**TASK BRIEF**.
Report each line of the data that includes the word "Started".
--------------------
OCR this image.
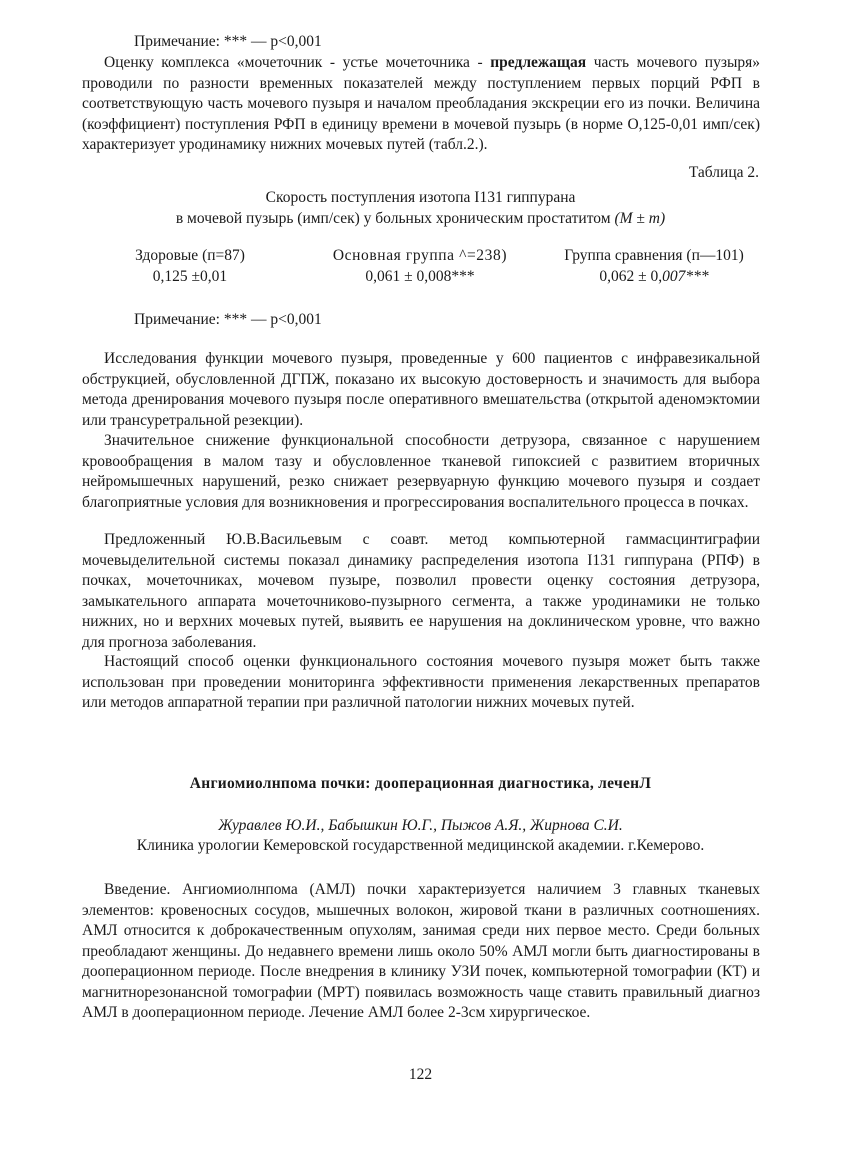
Примечание: *** — р<0,001
Оценку комплекса «мочеточник - устье мочеточника - предлежащая часть мочевого пузыря» проводили по разности временных показателей между поступлением первых порций РФП в соответствующую часть мочевого пузыря и началом преобладания экскреции его из почки. Величина (коэффициент) поступления РФП в единицу времени в мочевой пузырь (в норме О,125-0,01 имп/сек) характеризует уродинамику нижних мочевых путей (табл.2.).
Таблица 2.
Скорость поступления изотопа I131 гиппурана
в мочевой пузырь (имп/сек) у больных хроническим простатитом (М ± m)
Здоровые (п=87)
0,125 ±0,01
Основная группа ^=238)
0,061 ± 0,008***
Группа сравнения (п—101)
0,062 ± 0,007***
Примечание: *** — р<0,001
Исследования функции мочевого пузыря, проведенные у 600 пациентов с инфравезикальной обструкцией, обусловленной ДГПЖ, показано их высокую достоверность и значимость для выбора метода дренирования мочевого пузыря после оперативного вмешательства (открытой аденомэктомии или трансуретральной резекции).
Значительное снижение функциональной способности детрузора, связанное с нарушением кровообращения в малом тазу и обусловленное тканевой гипоксией с развитием вторичных нейромышечных нарушений, резко снижает резервуарную функцию мочевого пузыря и создает благоприятные условия для возникновения и прогрессирования воспалительного процесса в почках.
Предложенный Ю.В.Васильевым с соавт. метод компьютерной гаммасцинтиграфии мочевыделительной системы показал динамику распределения изотопа I131 гиппурана (РПФ) в почках, мочеточниках, мочевом пузыре, позволил провести оценку состояния детрузора, замыкательного аппарата мочеточниково-пузырного сегмента, а также уродинамики не только нижних, но и верхних мочевых путей, выявить ее нарушения на доклиническом уровне, что важно для прогноза заболевания.
Настоящий способ оценки функционального состояния мочевого пузыря может быть также использован при проведении мониторинга эффективности применения лекарственных препаратов или методов аппаратной терапии при различной патологии нижних мочевых путей.
Ангиомиолнпома почки: дооперационная диагностика, леченЛ
Журавлев Ю.И., Бабышкин Ю.Г., Пыжов А.Я., Жирнова С.И.
Клиника урологии Кемеровской государственной медицинской академии. г.Кемерово.
Введение. Ангиомиолнпома (АМЛ) почки характеризуется наличием 3 главных тканевых элементов: кровеносных сосудов, мышечных волокон, жировой ткани в различных соотношениях. АМЛ относится к доброкачественным опухолям, занимая среди них первое место. Среди больных преобладают женщины. До недавнего времени лишь около 50% АМЛ могли быть диагностированы в дооперационном периоде. После внедрения в клинику УЗИ почек, компьютерной томографии (КТ) и магнитнорезонансной томографии (МРТ) появилась возможность чаще ставить правильный диагноз АМЛ в дооперационном периоде. Лечение АМЛ более 2-3см хирургическое.
122
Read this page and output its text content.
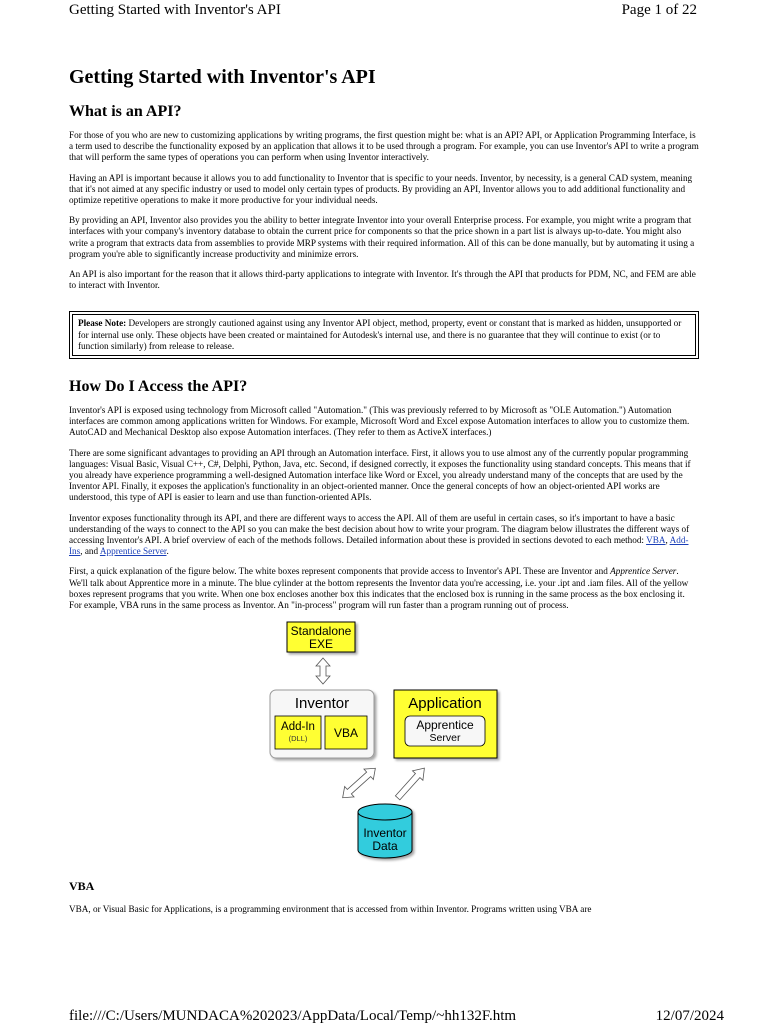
Getting Started with Inventor's API	Page 1 of 22
Getting Started with Inventor's API
What is an API?

For those of you who are new to customizing applications by writing programs, the first question might be: what is an API? API, or Application Programming Interface, is a term used to describe the functionality exposed by an application that allows it to be used through a program. For example, you can use Inventor's API to write a program that will perform the same types of operations you can perform when using Inventor interactively.

Having an API is important because it allows you to add functionality to Inventor that is specific to your needs. Inventor, by necessity, is a general CAD system, meaning that it's not aimed at any specific industry or used to model only certain types of products. By providing an API, Inventor allows you to add additional functionality and optimize repetitive operations to make it more productive for your individual needs.

By providing an API, Inventor also provides you the ability to better integrate Inventor into your overall Enterprise process. For example, you might write a program that interfaces with your company's inventory database to obtain the current price for components so that the price shown in a part list is always up-to-date. You might also write a program that extracts data from assemblies to provide MRP systems with their required information. All of this can be done manually, but by automating it using a program you're able to significantly increase productivity and minimize errors.

An API is also important for the reason that it allows third-party applications to integrate with Inventor. It's through the API that products for PDM, NC, and FEM are able to interact with Inventor.

Please Note: Developers are strongly cautioned against using any Inventor API object, method, property, event or constant that is marked as hidden, unsupported or for internal use only. These objects have been created or maintained for Autodesk's internal use, and there is no guarantee that they will continue to exist (or to function similarly) from release to release.

How Do I Access the API?

Inventor's API is exposed using technology from Microsoft called "Automation." (This was previously referred to by Microsoft as "OLE Automation.") Automation interfaces are common among applications written for Windows. For example, Microsoft Word and Excel expose Automation interfaces to allow you to customize them. AutoCAD and Mechanical Desktop also expose Automation interfaces. (They refer to them as ActiveX interfaces.)

There are some significant advantages to providing an API through an Automation interface. First, it allows you to use almost any of the currently popular programming languages: Visual Basic, Visual C++, C#, Delphi, Python, Java, etc. Second, if designed correctly, it exposes the functionality using standard concepts. This means that if you already have experience programming a well-designed Automation interface like Word or Excel, you already understand many of the concepts that are used by the Inventor API. Finally, it exposes the application's functionality in an object-oriented manner. Once the general concepts of how an object-oriented API works are understood, this type of API is easier to learn and use than function-oriented APIs.

Inventor exposes functionality through its API, and there are different ways to access the API. All of them are useful in certain cases, so it's important to have a basic understanding of the ways to connect to the API so you can make the best decision about how to write your program. The diagram below illustrates the different ways of accessing Inventor's API. A brief overview of each of the methods follows. Detailed information about these is provided in sections devoted to each method: VBA, Add-Ins, and Apprentice Server.

First, a quick explanation of the figure below. The white boxes represent components that provide access to Inventor's API. These are Inventor and Apprentice Server. We'll talk about Apprentice more in a minute. The blue cylinder at the bottom represents the Inventor data you're accessing, i.e. your .ipt and .iam files. All of the yellow boxes represent programs that you write. When one box encloses another box this indicates that the enclosed box is running in the same process as the box enclosing it. For example, VBA runs in the same process as Inventor. An "in-process" program will run faster than a program running out of process.

Standalone
EXE
Inventor
Add-In
(DLL) VBA
Application
Apprentice
Server
Inventor
Data
VBA

VBA, or Visual Basic for Applications, is a programming environment that is accessed from within Inventor. Programs written using VBA are

file:///C:/Users/MUNDACA%202023/AppData/Local/Temp/~hh132F.htm	12/07/2024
--------------------
**WRITTEN SOLUTION**.
Getting Started with Inventor's API	Page 1 of 22
Getting Started with Inventor's API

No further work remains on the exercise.